(Collection entries)
>> start
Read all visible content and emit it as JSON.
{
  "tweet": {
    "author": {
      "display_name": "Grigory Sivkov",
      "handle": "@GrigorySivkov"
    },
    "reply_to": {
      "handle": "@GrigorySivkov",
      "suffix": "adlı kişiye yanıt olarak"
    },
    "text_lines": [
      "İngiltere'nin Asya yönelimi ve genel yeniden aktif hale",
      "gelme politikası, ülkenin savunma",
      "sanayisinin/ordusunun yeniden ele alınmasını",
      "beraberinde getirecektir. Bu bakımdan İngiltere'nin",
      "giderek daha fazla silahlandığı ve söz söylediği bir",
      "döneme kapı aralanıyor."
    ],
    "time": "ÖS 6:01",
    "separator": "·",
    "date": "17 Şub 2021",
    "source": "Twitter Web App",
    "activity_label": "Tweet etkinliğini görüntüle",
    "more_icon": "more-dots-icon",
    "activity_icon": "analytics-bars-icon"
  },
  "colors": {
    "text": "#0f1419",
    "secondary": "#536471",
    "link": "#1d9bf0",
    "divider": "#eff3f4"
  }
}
>> end
● WHAT YOU ARE ASKED TO DO
In the listing, find each line with the string "handle" and copy it.

● TASK ANSWER
      "handle": "@GrigorySivkov"
      "handle": "@GrigorySivkov",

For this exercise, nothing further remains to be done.